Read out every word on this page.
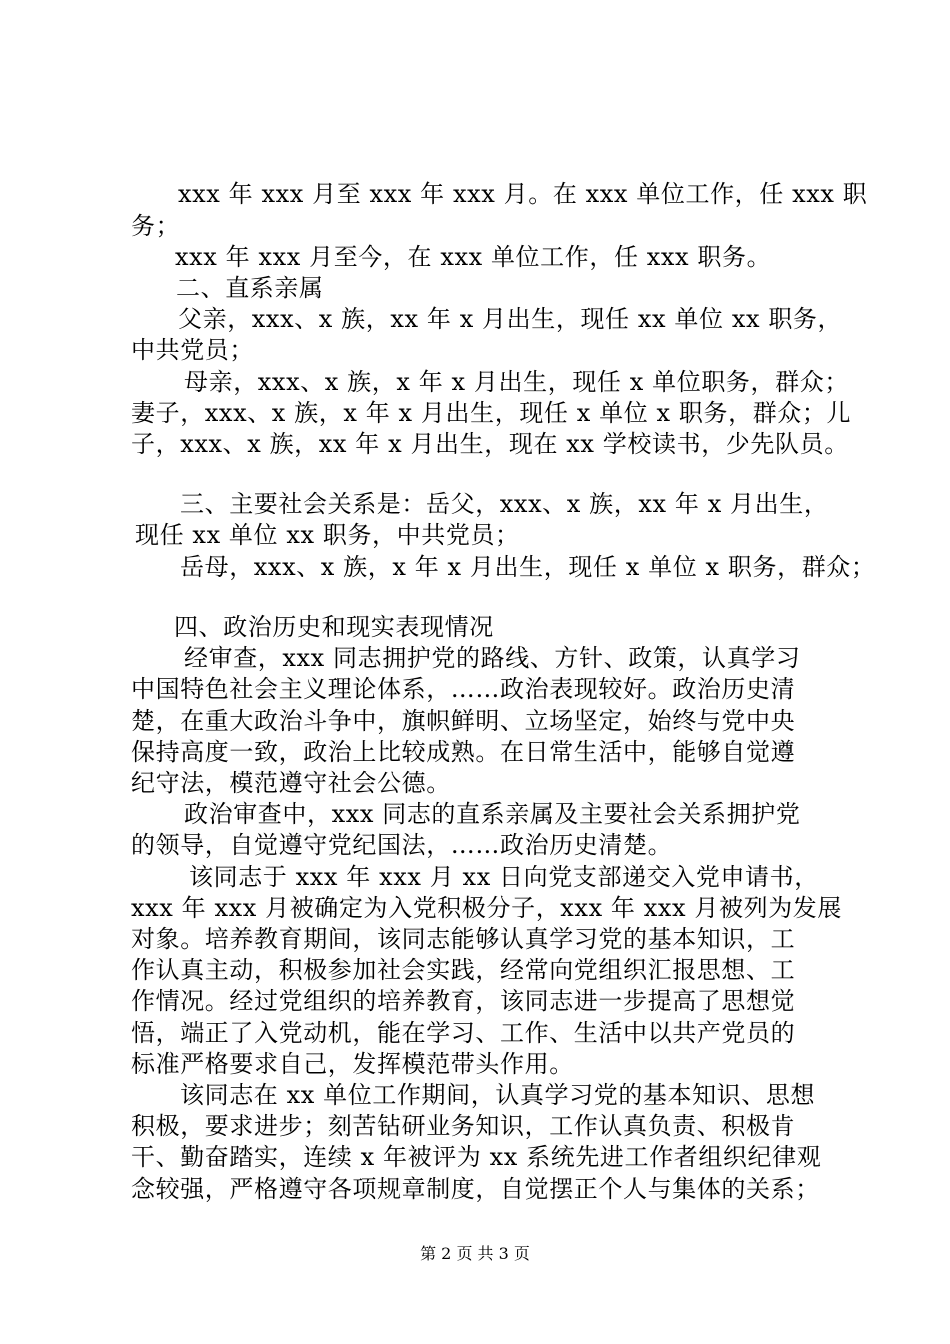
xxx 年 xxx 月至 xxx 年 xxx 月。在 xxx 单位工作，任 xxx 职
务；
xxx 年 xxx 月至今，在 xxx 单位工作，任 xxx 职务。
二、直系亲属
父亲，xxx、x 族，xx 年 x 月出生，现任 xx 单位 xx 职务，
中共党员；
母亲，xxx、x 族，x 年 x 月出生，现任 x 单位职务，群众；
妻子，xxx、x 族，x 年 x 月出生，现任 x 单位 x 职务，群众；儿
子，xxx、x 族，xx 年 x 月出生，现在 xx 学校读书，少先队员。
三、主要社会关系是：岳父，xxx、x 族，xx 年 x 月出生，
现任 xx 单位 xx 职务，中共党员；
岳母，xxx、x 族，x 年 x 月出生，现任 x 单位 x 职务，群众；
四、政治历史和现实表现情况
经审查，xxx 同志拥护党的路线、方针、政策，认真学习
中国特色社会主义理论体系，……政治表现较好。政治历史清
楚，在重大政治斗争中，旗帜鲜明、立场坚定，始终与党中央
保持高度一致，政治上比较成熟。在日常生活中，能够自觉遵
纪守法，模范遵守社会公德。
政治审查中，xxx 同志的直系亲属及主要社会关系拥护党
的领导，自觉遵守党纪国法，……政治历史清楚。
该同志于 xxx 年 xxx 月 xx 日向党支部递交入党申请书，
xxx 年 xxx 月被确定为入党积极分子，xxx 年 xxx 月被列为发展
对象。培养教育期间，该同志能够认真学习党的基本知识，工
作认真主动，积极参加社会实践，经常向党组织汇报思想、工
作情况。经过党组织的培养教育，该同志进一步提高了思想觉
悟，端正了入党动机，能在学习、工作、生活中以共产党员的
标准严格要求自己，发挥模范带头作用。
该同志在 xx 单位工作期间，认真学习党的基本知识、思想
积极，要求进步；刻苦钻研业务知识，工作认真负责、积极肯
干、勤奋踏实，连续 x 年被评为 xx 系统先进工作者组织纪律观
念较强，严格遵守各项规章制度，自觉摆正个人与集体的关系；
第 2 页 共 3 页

---

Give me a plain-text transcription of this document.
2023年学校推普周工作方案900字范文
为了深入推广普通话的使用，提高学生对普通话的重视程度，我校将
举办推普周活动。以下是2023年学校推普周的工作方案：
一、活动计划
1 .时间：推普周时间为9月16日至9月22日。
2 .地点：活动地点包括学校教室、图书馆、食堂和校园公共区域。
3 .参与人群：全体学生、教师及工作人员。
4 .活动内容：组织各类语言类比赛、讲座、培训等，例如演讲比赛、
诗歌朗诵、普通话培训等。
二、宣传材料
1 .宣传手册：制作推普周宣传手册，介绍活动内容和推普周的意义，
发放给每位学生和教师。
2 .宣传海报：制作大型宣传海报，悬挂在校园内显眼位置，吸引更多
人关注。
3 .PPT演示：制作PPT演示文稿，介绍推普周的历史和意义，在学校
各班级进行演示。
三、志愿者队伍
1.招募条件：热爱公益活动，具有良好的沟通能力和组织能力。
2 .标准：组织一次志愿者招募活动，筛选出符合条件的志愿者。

◆ Exercise brief
Locate the word "this" in the records above, and return each line that has it.

◆ Exercise result
Read out every word on this page.
Give me a plain-text transcription of this document.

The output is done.